* [Stated problem]
Determine the number of lines containing the word "username". Reply with it and nothing else.
● ● ● ● ● ● ●
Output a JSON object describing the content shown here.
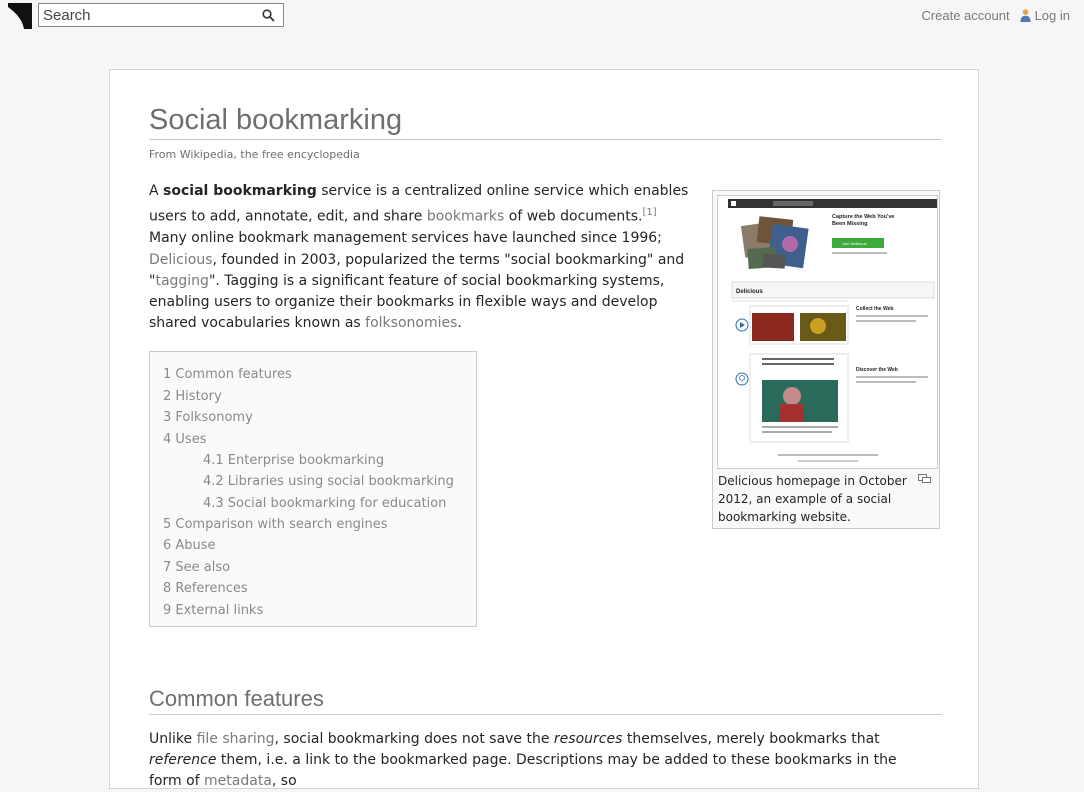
{
  "header": {
    "search_placeholder": "Search",
    "create_account": "Create account",
    "log_in": "Log in"
  },
  "article": {
    "title": "Social bookmarking",
    "tagline": "From Wikipedia, the free encyclopedia",
    "lead": {
      "p1": "A ",
      "bold": "social bookmarking",
      "p2": " service is a centralized online service which enables users to add, annotate, edit, and share ",
      "link_bookmarks": "bookmarks",
      "p3": " of web documents.",
      "ref1": "[1]",
      "p4": " Many online bookmark management services have launched since 1996; ",
      "link_delicious": "Delicious",
      "p5": ", founded in 2003, popularized the terms \"social bookmarking\" and \"",
      "link_tagging": "tagging",
      "p6": "\". Tagging is a significant feature of social bookmarking systems, enabling users to organize their bookmarks in flexible ways and develop shared vocabularies known as ",
      "link_folksonomies": "folksonomies",
      "p7": "."
    },
    "thumb": {
      "caption": "Delicious homepage in October 2012, an example of a social bookmarking website.",
      "screenshot": {
        "headline": "Capture the Web You've Been Missing",
        "join_button": "Join Delicious",
        "site_name": "Delicious",
        "collect_heading": "Collect the Web",
        "discover_heading": "Discover the Web"
      }
    },
    "toc": [
      {
        "label": "1 Common features",
        "level": 1
      },
      {
        "label": "2 History",
        "level": 1
      },
      {
        "label": "3 Folksonomy",
        "level": 1
      },
      {
        "label": "4 Uses",
        "level": 1
      },
      {
        "label": "4.1 Enterprise bookmarking",
        "level": 2
      },
      {
        "label": "4.2 Libraries using social bookmarking",
        "level": 2
      },
      {
        "label": "4.3 Social bookmarking for education",
        "level": 2
      },
      {
        "label": "5 Comparison with search engines",
        "level": 1
      },
      {
        "label": "6 Abuse",
        "level": 1
      },
      {
        "label": "7 See also",
        "level": 1
      },
      {
        "label": "8 References",
        "level": 1
      },
      {
        "label": "9 External links",
        "level": 1
      }
    ],
    "section1": {
      "heading": "Common features",
      "p1": "Unlike ",
      "link_file_sharing": "file sharing",
      "p2": ", social bookmarking does not save the ",
      "em_resources": "resources",
      "p3": " themselves, merely bookmarks that ",
      "em_reference": "reference",
      "p4": " them, i.e. a link to the bookmarked page. Descriptions may be added to these bookmarks in the form of ",
      "link_metadata": "metadata",
      "p5": ", so"
    }
  }
}
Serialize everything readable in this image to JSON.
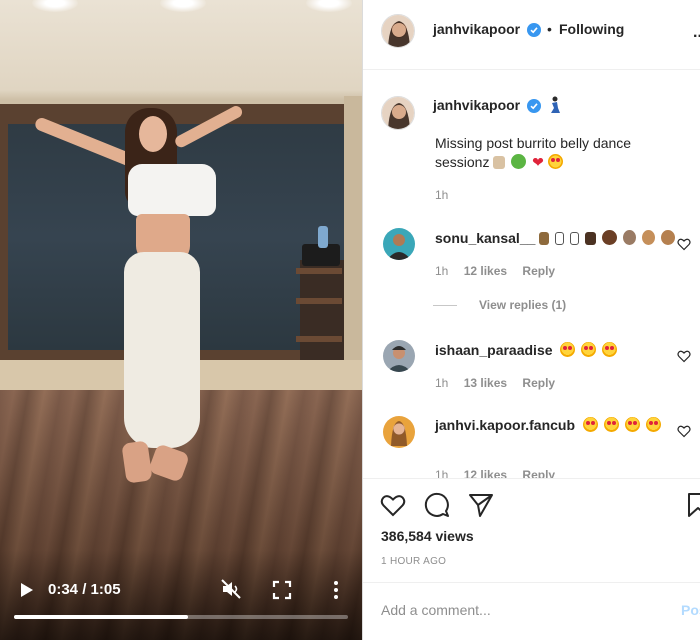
{
  "video": {
    "time_display": "0:34 / 1:05",
    "progress": 0.52
  },
  "header": {
    "username": "janhvikapoor",
    "separator": "•",
    "follow_status": "Following",
    "more_glyph": "..."
  },
  "caption": {
    "username": "janhvikapoor",
    "text": "Missing post burrito belly dance sessionz",
    "time": "1h"
  },
  "comments": [
    {
      "username": "sonu_kansal__",
      "time": "1h",
      "likes": "12 likes",
      "reply_label": "Reply",
      "view_replies": "View replies (1)"
    },
    {
      "username": "ishaan_paraadise",
      "time": "1h",
      "likes": "13 likes",
      "reply_label": "Reply"
    },
    {
      "username": "janhvi.kapoor.fancub",
      "time": "1h",
      "likes": "12 likes",
      "reply_label": "Reply"
    }
  ],
  "actions": {
    "views": "386,584 views",
    "posted_ago": "1 HOUR AGO"
  },
  "add_comment": {
    "placeholder": "Add a comment...",
    "post_label": "Post"
  },
  "colors": {
    "verified_blue": "#3897f0",
    "link_blue": "#b3dbff",
    "meta_gray": "#8e8e8e"
  }
}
● ● ● ● ● ● ●
* [Solution to the problem]
5